───── AVAILABLE DATA ─────

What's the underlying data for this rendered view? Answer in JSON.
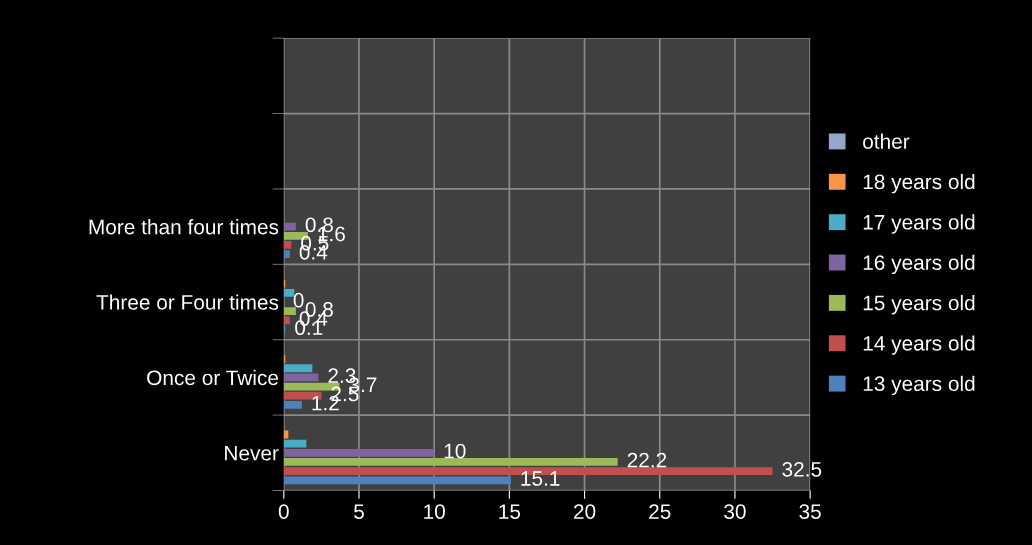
{
  "chart_data": {
    "type": "bar",
    "orientation": "horizontal",
    "categories": [
      null,
      null,
      "More than four times",
      "Three or Four times",
      "Once or Twice",
      "Never"
    ],
    "series": [
      {
        "name": "13 years old",
        "color": "#4f81bd",
        "values": [
          null,
          null,
          0.4,
          0.1,
          1.2,
          15.1
        ],
        "value_labels": [
          null,
          null,
          "0.4",
          "0.1",
          "1.2",
          "15.1"
        ]
      },
      {
        "name": "14 years old",
        "color": "#c0504d",
        "values": [
          null,
          null,
          0.5,
          0.4,
          2.5,
          32.5
        ],
        "value_labels": [
          null,
          null,
          "0.5",
          "0.4",
          "2.5",
          "32.5"
        ]
      },
      {
        "name": "15 years old",
        "color": "#9bbb59",
        "values": [
          null,
          null,
          1.6,
          0.8,
          3.7,
          22.2
        ],
        "value_labels": [
          null,
          null,
          "1.6",
          "0.8",
          "3.7",
          "22.2"
        ]
      },
      {
        "name": "16 years old",
        "color": "#8064a2",
        "values": [
          null,
          null,
          0.8,
          0,
          2.3,
          10
        ],
        "value_labels": [
          null,
          null,
          "0.8",
          "0",
          "2.3",
          "10"
        ]
      },
      {
        "name": "17 years old",
        "color": "#4bacc6",
        "values": [
          null,
          null,
          0,
          0.7,
          1.9,
          1.5
        ]
      },
      {
        "name": "18 years old",
        "color": "#f79646",
        "values": [
          null,
          null,
          0,
          0.1,
          0.1,
          0.3
        ]
      },
      {
        "name": "other",
        "color": "#95a6c8",
        "values": [
          null,
          null,
          0,
          0,
          0,
          0
        ]
      }
    ],
    "xlim": [
      0,
      35
    ],
    "xticks": [
      0,
      5,
      10,
      15,
      20,
      25,
      30,
      35
    ],
    "grid": true,
    "legend": "right"
  }
}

─────

**WHAT NEEDS TO BE DONE**
Select all lines in the listing above where the word "times" appears, and show them.

**RESULT**
      "More than four times",
      "Three or Four times",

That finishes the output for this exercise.